> Record extracts

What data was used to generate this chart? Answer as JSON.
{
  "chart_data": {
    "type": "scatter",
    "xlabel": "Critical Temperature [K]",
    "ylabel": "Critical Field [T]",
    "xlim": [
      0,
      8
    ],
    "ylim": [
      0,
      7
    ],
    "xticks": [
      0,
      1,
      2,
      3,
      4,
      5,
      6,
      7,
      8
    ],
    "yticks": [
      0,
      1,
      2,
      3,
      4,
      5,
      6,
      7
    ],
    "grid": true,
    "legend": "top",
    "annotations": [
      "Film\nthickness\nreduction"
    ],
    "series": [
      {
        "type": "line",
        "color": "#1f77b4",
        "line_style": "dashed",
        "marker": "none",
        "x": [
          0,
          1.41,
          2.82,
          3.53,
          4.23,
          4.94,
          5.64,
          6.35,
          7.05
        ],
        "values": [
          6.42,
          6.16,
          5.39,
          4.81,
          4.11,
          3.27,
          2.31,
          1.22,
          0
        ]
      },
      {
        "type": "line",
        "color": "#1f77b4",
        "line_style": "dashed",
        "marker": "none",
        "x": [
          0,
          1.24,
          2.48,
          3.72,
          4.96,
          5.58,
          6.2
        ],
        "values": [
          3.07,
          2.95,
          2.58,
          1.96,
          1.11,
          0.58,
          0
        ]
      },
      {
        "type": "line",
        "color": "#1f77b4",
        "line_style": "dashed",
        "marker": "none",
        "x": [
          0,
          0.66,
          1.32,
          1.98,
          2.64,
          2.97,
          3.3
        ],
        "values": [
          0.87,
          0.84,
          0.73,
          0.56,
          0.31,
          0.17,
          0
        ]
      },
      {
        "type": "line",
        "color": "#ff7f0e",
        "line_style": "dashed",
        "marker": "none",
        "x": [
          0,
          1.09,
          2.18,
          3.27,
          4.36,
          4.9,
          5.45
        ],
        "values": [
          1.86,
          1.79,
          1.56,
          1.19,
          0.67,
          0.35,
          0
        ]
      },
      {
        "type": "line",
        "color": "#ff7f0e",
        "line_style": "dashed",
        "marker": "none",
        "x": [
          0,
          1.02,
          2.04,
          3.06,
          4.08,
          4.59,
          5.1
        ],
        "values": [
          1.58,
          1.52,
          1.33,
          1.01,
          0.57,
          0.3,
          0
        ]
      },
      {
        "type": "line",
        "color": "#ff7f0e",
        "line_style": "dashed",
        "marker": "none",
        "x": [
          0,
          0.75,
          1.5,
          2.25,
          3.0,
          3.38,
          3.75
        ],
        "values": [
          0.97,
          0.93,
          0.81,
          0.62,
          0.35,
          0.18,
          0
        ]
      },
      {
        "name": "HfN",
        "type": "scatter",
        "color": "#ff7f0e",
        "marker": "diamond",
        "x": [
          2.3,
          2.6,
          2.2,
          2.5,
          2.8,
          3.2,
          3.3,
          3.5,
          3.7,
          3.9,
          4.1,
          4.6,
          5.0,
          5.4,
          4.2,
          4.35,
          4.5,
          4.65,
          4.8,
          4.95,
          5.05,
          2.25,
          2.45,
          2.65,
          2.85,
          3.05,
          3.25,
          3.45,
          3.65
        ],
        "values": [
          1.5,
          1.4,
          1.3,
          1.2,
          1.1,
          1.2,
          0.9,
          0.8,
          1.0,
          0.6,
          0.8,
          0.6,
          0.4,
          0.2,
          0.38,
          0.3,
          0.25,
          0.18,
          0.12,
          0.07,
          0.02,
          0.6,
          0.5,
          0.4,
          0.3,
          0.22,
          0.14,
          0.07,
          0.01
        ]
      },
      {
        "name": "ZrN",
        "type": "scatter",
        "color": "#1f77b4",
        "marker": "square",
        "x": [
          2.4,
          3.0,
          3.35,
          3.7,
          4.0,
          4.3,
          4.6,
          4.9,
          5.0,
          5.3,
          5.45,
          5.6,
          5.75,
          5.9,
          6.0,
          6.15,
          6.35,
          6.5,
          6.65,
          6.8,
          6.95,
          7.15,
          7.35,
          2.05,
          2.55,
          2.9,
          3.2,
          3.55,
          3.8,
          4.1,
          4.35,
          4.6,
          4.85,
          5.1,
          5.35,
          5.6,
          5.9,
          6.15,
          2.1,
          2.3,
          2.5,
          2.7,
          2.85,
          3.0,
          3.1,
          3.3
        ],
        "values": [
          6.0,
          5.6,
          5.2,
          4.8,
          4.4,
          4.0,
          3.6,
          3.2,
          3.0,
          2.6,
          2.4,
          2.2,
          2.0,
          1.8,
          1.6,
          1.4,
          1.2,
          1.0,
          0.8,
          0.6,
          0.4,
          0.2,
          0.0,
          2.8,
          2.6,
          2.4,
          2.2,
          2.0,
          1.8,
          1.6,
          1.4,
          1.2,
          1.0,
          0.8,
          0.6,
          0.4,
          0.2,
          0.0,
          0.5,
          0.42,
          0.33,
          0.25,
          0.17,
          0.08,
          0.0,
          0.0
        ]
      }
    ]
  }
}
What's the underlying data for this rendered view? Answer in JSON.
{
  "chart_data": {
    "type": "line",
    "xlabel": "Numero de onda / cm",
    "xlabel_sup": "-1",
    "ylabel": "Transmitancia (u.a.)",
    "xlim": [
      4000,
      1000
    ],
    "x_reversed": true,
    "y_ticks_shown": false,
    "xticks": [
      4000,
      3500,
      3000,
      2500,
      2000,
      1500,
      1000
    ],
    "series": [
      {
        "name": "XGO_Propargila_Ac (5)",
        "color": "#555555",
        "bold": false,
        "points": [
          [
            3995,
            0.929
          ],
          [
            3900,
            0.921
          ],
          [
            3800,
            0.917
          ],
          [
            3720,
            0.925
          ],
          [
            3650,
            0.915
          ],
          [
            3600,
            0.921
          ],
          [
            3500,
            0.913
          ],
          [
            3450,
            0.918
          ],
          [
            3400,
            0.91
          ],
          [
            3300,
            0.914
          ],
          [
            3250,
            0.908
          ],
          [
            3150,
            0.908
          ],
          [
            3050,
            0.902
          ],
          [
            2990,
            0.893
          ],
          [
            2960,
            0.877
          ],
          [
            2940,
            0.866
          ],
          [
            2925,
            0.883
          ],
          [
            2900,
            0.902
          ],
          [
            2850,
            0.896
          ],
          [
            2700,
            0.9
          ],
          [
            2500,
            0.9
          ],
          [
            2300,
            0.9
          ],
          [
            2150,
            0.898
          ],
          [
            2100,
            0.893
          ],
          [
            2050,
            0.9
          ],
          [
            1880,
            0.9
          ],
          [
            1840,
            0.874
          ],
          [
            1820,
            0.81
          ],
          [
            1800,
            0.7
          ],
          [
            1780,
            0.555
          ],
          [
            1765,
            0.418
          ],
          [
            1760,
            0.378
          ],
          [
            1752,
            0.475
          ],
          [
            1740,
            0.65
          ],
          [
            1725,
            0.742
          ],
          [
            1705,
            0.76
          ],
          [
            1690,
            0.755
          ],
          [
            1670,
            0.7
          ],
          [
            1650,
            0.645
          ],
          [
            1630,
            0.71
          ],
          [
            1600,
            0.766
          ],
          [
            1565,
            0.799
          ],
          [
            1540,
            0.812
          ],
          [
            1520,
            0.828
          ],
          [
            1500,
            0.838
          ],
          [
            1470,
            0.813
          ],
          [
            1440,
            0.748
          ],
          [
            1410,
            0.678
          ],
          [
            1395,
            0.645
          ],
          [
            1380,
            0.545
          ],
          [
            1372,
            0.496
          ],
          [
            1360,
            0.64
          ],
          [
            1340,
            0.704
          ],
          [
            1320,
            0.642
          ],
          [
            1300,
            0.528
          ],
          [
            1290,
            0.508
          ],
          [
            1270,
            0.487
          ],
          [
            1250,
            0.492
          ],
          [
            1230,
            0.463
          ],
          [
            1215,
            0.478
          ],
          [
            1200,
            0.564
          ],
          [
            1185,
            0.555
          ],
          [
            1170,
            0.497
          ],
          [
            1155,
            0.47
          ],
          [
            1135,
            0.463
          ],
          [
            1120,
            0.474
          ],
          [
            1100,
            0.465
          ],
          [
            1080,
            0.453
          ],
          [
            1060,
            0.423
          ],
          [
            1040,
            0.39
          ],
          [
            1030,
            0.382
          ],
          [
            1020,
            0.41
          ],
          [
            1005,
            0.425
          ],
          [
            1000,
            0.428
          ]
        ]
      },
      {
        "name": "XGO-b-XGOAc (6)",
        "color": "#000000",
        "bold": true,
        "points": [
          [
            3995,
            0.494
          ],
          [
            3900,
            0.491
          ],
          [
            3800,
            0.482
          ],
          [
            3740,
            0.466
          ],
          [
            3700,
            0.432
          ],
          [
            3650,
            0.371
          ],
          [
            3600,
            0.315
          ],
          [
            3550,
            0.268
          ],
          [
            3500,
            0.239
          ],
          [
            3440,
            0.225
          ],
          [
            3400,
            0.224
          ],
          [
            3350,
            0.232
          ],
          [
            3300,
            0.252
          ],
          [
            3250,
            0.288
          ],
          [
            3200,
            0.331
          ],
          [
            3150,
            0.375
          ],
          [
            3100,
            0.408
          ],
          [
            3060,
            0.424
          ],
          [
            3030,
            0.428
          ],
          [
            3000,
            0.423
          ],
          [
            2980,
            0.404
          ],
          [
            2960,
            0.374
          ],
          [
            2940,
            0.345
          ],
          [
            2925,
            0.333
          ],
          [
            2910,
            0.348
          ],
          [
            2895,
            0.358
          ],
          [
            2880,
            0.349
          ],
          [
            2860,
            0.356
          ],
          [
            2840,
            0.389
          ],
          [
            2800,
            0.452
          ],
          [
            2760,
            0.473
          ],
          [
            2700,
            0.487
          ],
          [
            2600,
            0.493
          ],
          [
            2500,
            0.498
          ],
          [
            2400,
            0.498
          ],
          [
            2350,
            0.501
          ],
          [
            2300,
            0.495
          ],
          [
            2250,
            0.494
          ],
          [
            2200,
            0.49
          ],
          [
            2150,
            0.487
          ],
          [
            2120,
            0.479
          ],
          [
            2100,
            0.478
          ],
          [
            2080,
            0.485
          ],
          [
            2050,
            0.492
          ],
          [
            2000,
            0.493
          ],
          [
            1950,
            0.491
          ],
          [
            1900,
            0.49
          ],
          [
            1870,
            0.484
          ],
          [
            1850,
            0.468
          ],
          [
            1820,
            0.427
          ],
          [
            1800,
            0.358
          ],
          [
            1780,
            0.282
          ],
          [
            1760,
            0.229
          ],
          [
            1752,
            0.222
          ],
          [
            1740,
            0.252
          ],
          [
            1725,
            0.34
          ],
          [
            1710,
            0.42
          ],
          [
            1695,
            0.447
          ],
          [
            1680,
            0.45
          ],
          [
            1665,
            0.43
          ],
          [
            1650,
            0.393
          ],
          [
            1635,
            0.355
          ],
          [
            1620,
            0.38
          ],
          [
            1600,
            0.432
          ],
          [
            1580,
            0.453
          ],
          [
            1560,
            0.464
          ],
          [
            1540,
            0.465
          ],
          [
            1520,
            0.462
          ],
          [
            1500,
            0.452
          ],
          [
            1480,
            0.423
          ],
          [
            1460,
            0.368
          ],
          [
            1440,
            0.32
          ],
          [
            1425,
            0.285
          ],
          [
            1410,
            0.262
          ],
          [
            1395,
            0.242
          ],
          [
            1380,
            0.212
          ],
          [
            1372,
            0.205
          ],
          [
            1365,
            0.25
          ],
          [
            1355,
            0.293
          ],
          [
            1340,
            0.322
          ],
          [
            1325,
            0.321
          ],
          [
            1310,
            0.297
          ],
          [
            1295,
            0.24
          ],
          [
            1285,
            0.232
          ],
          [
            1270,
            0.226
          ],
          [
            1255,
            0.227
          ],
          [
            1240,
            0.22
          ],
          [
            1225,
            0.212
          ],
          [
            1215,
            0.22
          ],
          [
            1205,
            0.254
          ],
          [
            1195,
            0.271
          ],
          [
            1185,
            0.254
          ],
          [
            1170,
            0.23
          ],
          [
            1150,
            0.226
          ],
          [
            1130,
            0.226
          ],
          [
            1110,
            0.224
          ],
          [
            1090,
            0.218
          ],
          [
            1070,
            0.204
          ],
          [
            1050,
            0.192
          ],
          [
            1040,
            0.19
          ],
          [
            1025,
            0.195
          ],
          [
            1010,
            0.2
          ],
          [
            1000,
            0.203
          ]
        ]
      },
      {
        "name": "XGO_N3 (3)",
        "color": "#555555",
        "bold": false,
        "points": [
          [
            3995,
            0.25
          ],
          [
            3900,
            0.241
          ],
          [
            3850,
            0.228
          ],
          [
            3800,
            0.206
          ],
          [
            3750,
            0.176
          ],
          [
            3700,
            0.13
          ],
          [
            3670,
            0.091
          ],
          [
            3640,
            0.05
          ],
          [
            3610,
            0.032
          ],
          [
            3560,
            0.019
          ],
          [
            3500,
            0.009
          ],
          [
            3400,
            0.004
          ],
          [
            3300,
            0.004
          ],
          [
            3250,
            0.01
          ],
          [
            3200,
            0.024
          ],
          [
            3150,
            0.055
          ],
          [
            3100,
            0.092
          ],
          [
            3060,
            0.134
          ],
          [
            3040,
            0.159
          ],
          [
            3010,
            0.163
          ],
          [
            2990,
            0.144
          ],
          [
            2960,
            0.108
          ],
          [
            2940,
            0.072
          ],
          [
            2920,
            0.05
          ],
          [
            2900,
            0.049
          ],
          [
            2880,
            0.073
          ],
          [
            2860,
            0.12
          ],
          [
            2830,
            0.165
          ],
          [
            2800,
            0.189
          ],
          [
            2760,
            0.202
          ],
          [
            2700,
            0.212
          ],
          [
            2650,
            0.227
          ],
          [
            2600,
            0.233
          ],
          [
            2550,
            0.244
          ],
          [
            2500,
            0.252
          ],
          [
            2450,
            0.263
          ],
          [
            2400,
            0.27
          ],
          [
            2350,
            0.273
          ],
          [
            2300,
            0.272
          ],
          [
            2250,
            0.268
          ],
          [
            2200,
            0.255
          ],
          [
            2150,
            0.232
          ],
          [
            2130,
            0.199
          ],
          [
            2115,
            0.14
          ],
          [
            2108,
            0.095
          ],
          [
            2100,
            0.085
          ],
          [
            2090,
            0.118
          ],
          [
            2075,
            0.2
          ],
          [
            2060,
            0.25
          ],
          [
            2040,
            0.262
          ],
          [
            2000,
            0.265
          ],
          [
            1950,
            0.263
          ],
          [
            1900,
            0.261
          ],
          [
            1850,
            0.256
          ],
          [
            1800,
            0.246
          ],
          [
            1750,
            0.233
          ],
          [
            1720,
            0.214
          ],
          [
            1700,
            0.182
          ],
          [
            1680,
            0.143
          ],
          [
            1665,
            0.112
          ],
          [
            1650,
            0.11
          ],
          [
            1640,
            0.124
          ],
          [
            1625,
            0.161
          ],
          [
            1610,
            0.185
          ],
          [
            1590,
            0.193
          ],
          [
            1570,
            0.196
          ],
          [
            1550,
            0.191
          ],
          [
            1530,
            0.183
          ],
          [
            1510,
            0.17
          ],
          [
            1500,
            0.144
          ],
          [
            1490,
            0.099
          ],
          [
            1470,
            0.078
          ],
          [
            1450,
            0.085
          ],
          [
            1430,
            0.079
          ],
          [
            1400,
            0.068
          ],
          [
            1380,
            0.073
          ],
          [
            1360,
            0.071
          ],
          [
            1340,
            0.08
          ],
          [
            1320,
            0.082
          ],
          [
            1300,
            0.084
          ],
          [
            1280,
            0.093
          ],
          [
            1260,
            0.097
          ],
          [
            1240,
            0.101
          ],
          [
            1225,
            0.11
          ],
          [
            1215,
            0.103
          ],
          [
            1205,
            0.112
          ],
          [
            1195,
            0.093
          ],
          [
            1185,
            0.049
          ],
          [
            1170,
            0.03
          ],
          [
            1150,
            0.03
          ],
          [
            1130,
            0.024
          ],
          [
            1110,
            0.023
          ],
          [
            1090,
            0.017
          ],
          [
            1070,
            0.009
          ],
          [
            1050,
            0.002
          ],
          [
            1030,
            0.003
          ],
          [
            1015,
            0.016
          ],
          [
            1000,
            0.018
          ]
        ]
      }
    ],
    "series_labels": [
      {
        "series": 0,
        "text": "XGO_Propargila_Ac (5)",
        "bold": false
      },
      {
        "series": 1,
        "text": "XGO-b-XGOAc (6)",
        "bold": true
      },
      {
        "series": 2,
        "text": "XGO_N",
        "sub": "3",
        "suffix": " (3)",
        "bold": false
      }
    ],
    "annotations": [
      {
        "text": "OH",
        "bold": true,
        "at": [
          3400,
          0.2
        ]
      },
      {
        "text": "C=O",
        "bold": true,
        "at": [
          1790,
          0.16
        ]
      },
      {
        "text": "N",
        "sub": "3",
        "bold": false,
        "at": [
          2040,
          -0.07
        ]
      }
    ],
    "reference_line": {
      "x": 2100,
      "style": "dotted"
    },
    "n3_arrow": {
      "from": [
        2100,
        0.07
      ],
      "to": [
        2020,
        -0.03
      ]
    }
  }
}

> Task instructions
Which lines contain "What"? Show each of them.

> The response
What data was used to generate this chart? Answer as JSON.
What's the underlying data for this rendered view? Answer in JSON.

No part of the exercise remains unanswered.